▶ **WRITTEN PROBLEM**
Convert every line in the rows below into a JSON list of strings, with one string per line and no blank lines. Omit the picture lines from the list.

Some rows
╔══

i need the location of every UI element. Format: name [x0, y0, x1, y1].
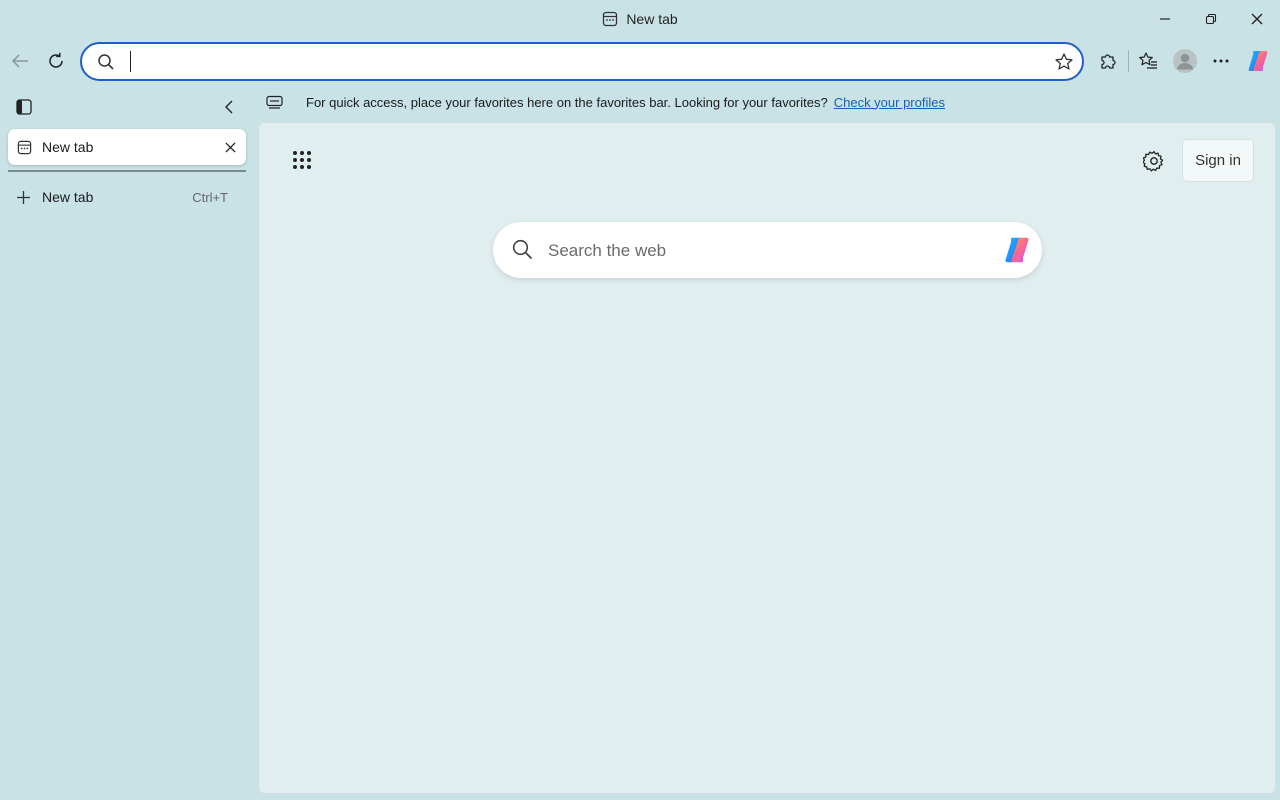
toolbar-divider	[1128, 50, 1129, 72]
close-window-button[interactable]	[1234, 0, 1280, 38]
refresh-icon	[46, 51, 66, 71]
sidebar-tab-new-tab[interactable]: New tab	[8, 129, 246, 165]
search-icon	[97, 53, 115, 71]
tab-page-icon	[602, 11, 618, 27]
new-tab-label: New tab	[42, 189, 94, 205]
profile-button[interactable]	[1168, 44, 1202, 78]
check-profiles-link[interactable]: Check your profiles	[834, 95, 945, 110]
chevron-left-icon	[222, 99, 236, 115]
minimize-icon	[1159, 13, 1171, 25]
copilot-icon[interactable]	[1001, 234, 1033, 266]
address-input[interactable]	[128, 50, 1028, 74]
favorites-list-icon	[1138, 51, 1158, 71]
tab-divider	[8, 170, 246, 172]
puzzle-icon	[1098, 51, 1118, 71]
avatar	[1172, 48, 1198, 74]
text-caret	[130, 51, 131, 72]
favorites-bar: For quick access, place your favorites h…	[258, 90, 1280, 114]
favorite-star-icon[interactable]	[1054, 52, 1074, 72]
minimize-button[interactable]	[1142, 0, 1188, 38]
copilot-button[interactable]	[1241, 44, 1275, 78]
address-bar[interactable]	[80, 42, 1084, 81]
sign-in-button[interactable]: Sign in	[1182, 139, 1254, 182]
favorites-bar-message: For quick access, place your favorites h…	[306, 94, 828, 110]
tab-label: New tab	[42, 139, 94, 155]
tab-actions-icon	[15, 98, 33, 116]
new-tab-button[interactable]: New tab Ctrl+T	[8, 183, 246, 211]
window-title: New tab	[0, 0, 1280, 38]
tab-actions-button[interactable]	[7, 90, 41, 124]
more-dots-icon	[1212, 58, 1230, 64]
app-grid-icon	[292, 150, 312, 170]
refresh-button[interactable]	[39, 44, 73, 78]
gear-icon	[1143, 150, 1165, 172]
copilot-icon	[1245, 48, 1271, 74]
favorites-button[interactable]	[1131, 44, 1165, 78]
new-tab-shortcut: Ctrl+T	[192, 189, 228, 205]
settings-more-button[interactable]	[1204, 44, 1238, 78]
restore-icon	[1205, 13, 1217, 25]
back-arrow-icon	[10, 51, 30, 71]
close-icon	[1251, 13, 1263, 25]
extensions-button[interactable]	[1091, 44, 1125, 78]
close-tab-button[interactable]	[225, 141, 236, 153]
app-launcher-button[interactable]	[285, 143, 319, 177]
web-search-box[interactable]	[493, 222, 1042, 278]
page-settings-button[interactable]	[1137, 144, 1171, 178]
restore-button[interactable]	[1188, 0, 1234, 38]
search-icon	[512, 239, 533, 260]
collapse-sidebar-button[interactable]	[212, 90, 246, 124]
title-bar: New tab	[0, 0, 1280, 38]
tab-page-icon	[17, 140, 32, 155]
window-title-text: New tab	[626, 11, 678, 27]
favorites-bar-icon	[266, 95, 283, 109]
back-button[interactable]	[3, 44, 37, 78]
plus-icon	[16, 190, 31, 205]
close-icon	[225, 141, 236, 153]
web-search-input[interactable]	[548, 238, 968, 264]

╚══

▶ **THE COMPLETED TASK**
[
  "i need the location of every UI element. Format: name [x0, y0, x1, y1].",
  "toolbar-divider\t[1128, 50, 1129, 72]",
  "close-window-button[interactable]\t[1234, 0, 1280, 38]",
  "refresh-icon\t[46, 51, 66, 71]",
  "sidebar-tab-new-tab[interactable]: New tab\t[8, 129, 246, 165]",
  "search-icon\t[97, 53, 115, 71]",
  "tab-page-icon\t[602, 11, 618, 27]",
  "new-tab-label: New tab\t[42, 189, 94, 205]",
  "profile-button[interactable]\t[1168, 44, 1202, 78]",
  "check-profiles-link[interactable]: Check your profiles\t[834, 95, 945, 110]",
  "chevron-left-icon\t[222, 99, 236, 115]",
  "minimize-icon\t[1159, 13, 1171, 25]",
  "copilot-icon[interactable]\t[1001, 234, 1033, 266]",
  "address-input[interactable]\t[128, 50, 1028, 74]",
  "favorites-list-icon\t[1138, 51, 1158, 71]",
  "tab-divider\t[8, 170, 246, 172]",
  "puzzle-icon\t[1098, 51, 1118, 71]",
  "avatar\t[1172, 48, 1198, 74]",
  "text-caret\t[130, 51, 131, 72]",
  "favorites-bar: For quick access, place your favorites h…\t[258, 90, 1280, 114]",
  "favorite-star-icon[interactable]\t[1054, 52, 1074, 72]",
  "minimize-button[interactable]\t[1142, 0, 1188, 38]",
  "copilot-button[interactable]\t[1241, 44, 1275, 78]",
  "address-bar[interactable]\t[80, 42, 1084, 81]",
  "sign-in-button[interactable]: Sign in\t[1182, 139, 1254, 182]",
  "favorites-bar-message: For quick access, place your favorites h…\t[306, 94, 828, 110]",
  "tab-label: New tab\t[42, 139, 94, 155]",
  "tab-actions-icon\t[15, 98, 33, 116]",
  "new-tab-button[interactable]: New tab Ctrl+T\t[8, 183, 246, 211]",
  "window-title: New tab\t[0, 0, 1280, 38]",
  "tab-actions-button[interactable]\t[7, 90, 41, 124]",
  "more-dots-icon\t[1212, 58, 1230, 64]",
  "app-grid-icon\t[292, 150, 312, 170]",
  "refresh-button[interactable]\t[39, 44, 73, 78]",
  "gear-icon\t[1143, 150, 1165, 172]",
  "copilot-icon\t[1245, 48, 1271, 74]",
  "favorites-button[interactable]\t[1131, 44, 1165, 78]",
  "new-tab-shortcut: Ctrl+T\t[192, 189, 228, 205]",
  "settings-more-button[interactable]\t[1204, 44, 1238, 78]",
  "restore-icon\t[1205, 13, 1217, 25]",
  "back-arrow-icon\t[10, 51, 30, 71]",
  "close-icon\t[1251, 13, 1263, 25]",
  "extensions-button[interactable]\t[1091, 44, 1125, 78]",
  "close-tab-button[interactable]\t[225, 141, 236, 153]",
  "app-launcher-button[interactable]\t[285, 143, 319, 177]",
  "web-search-box[interactable]\t[493, 222, 1042, 278]",
  "page-settings-button[interactable]\t[1137, 144, 1171, 178]",
  "restore-button[interactable]\t[1188, 0, 1234, 38]",
  "search-icon\t[512, 239, 533, 260]",
  "collapse-sidebar-button[interactable]\t[212, 90, 246, 124]",
  "title-bar: New tab\t[0, 0, 1280, 38]",
  "tab-page-icon\t[17, 140, 32, 155]",
  "window-title-text: New tab\t[626, 11, 678, 27]",
  "favorites-bar-icon\t[266, 95, 283, 109]",
  "back-button[interactable]\t[3, 44, 37, 78]",
  "plus-icon\t[16, 190, 31, 205]",
  "close-icon\t[225, 141, 236, 153]",
  "web-search-input[interactable]\t[548, 238, 968, 264]"
]